• Extracted entries:

★ ★ ★ ★ ★ ★ ★

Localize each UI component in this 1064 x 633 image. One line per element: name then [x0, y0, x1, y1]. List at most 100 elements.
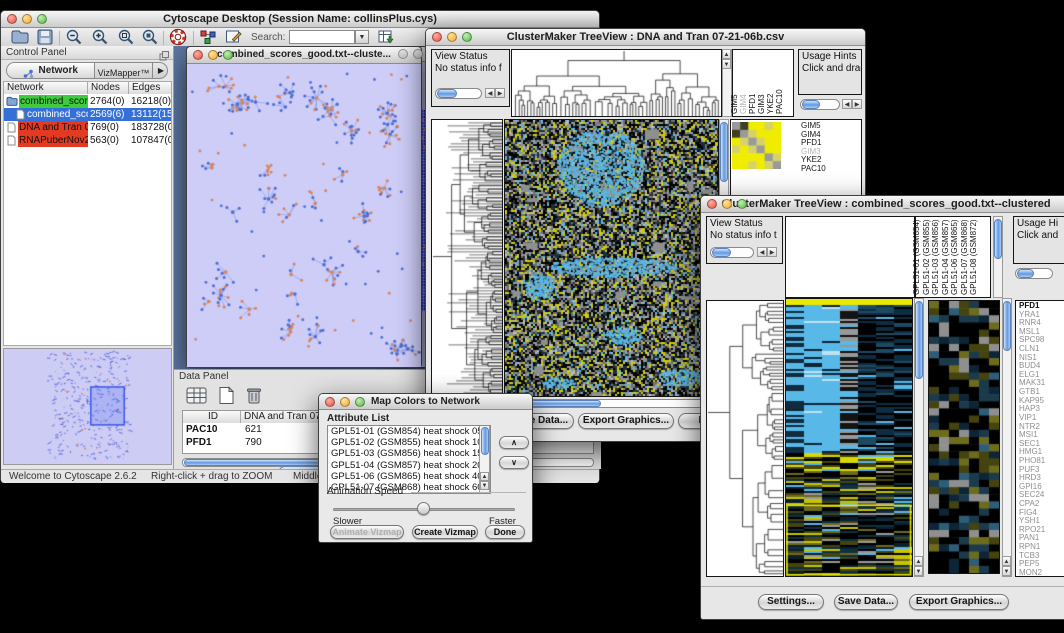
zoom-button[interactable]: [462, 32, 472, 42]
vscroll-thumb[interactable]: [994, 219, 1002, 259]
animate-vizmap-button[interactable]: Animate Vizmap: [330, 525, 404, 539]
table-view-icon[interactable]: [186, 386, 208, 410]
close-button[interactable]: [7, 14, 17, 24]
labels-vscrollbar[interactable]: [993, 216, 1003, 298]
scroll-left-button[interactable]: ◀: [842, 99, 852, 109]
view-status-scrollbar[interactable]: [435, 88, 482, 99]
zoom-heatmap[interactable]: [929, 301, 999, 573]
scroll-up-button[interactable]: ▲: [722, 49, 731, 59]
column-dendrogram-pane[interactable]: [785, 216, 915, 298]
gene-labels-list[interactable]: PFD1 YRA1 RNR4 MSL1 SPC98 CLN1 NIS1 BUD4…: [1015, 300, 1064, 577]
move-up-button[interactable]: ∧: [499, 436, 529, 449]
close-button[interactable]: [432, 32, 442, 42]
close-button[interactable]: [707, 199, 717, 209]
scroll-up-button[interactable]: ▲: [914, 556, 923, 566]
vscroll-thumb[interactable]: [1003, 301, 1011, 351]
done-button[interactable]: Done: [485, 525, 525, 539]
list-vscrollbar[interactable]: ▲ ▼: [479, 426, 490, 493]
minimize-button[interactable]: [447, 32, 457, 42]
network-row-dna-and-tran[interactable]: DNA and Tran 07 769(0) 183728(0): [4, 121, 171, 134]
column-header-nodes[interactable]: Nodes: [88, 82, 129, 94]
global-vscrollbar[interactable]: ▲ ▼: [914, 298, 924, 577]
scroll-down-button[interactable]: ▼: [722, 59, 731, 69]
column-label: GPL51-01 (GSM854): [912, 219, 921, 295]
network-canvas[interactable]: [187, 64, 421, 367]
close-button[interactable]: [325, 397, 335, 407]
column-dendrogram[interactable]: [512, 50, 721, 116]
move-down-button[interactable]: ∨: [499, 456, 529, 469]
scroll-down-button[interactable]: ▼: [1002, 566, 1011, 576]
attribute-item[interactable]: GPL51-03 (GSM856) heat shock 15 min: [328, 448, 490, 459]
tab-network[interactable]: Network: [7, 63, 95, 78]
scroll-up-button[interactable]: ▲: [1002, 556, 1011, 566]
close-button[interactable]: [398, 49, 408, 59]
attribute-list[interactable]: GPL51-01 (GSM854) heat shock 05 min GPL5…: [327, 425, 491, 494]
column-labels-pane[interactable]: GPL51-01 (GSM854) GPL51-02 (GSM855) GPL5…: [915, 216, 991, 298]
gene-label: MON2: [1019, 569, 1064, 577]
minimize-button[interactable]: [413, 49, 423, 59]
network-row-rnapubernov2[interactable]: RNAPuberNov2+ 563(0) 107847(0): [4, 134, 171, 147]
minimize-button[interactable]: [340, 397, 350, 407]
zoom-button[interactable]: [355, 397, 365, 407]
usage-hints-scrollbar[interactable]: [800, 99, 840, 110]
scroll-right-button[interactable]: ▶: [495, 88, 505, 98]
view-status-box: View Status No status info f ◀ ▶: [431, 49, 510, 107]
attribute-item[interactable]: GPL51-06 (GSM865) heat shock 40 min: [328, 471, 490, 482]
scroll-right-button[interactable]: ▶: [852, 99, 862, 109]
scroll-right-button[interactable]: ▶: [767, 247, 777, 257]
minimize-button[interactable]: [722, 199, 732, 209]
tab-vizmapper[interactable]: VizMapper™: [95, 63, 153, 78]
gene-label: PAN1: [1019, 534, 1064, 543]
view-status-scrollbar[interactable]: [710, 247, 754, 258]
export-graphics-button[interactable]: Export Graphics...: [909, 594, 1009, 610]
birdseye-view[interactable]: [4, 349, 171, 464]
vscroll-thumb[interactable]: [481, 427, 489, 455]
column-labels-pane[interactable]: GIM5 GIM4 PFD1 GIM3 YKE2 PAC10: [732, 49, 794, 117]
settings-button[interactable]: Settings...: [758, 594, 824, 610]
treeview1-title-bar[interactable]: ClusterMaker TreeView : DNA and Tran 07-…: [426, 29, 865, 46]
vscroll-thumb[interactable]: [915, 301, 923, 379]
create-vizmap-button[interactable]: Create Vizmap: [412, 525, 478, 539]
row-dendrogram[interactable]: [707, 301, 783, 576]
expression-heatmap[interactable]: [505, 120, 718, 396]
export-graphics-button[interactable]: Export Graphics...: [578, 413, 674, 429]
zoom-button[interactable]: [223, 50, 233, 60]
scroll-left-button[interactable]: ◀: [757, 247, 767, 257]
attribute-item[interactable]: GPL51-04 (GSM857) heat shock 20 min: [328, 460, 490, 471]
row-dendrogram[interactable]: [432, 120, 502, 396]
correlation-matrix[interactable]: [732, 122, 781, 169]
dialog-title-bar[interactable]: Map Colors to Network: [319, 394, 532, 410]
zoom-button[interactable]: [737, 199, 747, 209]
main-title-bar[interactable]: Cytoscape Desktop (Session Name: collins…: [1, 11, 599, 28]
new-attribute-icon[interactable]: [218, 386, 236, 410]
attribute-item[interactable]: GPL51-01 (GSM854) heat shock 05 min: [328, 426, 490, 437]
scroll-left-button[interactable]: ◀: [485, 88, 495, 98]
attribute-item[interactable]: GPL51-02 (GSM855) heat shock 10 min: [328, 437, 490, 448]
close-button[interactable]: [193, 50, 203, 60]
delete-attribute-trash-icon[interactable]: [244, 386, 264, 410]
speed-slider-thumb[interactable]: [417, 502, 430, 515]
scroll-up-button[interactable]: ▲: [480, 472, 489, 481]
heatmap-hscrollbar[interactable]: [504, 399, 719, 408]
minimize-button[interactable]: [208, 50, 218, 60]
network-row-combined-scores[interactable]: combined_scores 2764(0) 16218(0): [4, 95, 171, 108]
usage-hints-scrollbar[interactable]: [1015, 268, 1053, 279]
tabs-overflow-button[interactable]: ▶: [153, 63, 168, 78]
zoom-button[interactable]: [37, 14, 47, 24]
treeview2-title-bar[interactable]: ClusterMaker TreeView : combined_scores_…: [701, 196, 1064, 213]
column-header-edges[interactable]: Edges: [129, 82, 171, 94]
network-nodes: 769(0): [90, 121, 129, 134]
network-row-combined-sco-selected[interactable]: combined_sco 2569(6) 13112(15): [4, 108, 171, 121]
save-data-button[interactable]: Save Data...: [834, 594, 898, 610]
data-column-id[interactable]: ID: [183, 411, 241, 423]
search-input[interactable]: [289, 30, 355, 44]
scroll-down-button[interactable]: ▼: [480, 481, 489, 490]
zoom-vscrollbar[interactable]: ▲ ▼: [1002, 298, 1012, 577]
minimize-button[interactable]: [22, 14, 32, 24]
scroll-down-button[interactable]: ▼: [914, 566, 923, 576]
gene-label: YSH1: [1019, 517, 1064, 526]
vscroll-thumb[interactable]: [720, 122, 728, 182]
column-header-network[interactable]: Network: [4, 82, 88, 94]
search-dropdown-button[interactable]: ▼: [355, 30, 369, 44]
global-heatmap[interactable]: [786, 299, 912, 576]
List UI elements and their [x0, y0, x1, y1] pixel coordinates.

★ ★ ★ ★ ★ ★ ★

Could you update the data beginning at the line that has "zoom-button[interactable]: [462, 32, 472, 42]" and stopping after the line that has "labels-vscrollbar[interactable]: [993, 216, 1003, 298]", swapping "close-button" for "dismiss-button" and keeping everything else the same? Return only those lines.

zoom-button[interactable]: [462, 32, 472, 42]
vscroll-thumb[interactable]: [994, 219, 1002, 259]
animate-vizmap-button[interactable]: Animate Vizmap: [330, 525, 404, 539]
table-view-icon[interactable]: [186, 386, 208, 410]
dismiss-button[interactable]: [7, 14, 17, 24]
labels-vscrollbar[interactable]: [993, 216, 1003, 298]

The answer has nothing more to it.